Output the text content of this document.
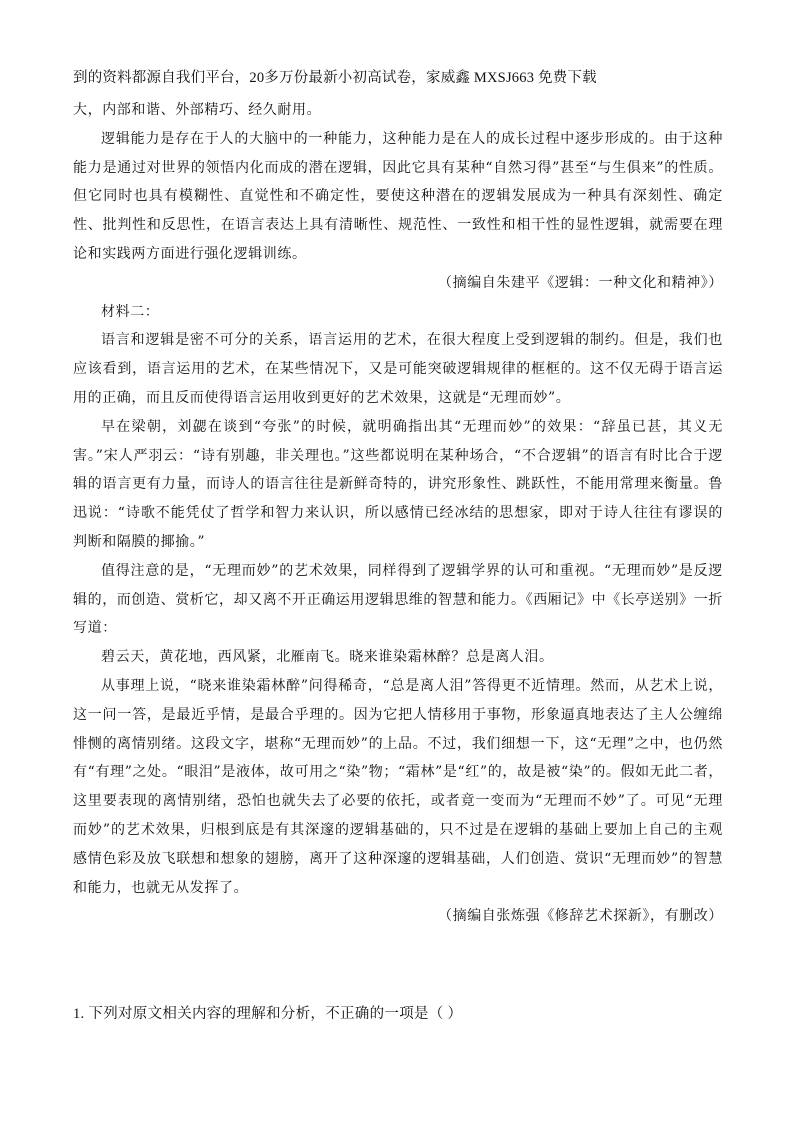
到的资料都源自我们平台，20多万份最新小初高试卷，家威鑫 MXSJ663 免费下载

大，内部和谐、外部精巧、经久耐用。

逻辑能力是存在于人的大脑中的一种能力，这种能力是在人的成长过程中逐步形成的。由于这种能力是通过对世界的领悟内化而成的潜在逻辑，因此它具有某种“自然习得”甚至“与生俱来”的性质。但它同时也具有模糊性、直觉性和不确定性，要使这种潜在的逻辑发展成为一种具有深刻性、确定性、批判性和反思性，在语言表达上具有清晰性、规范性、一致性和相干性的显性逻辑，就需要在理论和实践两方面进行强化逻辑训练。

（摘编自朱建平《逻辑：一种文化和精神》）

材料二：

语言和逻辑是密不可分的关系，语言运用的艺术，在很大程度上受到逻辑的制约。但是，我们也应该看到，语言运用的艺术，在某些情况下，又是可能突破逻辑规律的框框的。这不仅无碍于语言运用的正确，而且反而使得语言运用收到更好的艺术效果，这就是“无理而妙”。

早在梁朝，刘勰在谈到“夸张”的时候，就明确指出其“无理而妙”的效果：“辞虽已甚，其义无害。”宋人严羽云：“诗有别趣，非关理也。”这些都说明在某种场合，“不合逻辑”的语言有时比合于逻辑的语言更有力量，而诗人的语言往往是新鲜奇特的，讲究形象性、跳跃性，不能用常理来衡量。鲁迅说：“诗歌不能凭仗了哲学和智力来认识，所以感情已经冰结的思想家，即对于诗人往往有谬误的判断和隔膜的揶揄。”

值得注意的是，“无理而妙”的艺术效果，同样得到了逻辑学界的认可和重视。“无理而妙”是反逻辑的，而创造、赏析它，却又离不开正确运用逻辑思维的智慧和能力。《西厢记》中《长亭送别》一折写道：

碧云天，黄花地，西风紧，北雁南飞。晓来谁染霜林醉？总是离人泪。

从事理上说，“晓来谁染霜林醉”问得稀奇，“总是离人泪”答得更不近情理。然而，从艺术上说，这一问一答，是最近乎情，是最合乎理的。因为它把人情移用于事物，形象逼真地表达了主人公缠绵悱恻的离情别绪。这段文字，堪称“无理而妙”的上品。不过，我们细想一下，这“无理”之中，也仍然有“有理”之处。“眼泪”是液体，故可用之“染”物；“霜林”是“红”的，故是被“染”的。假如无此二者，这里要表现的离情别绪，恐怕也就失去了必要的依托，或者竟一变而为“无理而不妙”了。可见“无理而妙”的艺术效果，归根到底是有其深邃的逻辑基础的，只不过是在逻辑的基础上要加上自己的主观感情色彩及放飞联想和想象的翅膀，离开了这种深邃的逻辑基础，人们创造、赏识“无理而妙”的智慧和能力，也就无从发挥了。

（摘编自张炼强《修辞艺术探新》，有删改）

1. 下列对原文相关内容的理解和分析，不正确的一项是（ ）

==

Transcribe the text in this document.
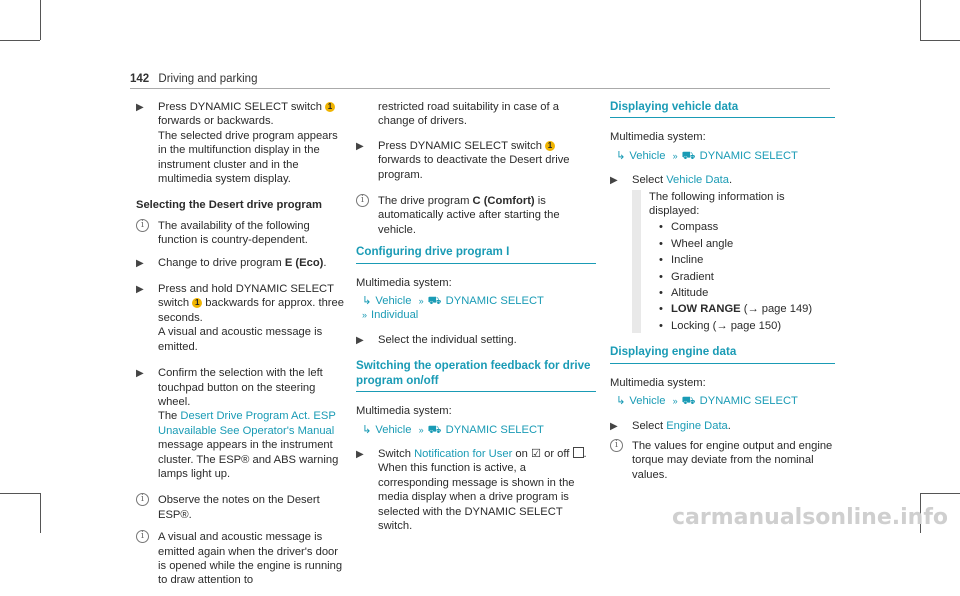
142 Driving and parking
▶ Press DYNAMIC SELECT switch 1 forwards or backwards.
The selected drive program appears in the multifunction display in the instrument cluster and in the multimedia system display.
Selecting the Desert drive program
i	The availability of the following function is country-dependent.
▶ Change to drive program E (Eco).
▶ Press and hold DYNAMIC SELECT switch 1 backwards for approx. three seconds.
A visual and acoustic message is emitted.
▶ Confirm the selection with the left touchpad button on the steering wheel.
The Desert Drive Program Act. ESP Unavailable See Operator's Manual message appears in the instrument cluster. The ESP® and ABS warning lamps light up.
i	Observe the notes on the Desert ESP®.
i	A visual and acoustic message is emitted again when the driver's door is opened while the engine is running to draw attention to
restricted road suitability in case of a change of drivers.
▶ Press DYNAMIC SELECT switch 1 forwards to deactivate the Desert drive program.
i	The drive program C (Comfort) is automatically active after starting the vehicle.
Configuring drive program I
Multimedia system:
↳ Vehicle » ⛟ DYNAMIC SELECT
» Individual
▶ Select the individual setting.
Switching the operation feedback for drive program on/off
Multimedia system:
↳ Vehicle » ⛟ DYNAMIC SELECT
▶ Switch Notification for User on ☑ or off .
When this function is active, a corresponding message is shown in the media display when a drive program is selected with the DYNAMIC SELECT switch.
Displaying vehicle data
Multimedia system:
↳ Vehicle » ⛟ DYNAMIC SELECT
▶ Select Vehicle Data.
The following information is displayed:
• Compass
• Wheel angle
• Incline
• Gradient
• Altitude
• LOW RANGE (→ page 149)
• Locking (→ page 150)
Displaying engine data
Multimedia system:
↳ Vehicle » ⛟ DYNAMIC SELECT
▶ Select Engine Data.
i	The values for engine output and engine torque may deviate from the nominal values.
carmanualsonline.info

OBJECTIVE. Report all lines of the data above that include the string "emitted".

OUTPUT BELOW.
A visual and acoustic message is emitted.
i	A visual and acoustic message is emitted again when the driver's door is opened while the engine is running to draw attention to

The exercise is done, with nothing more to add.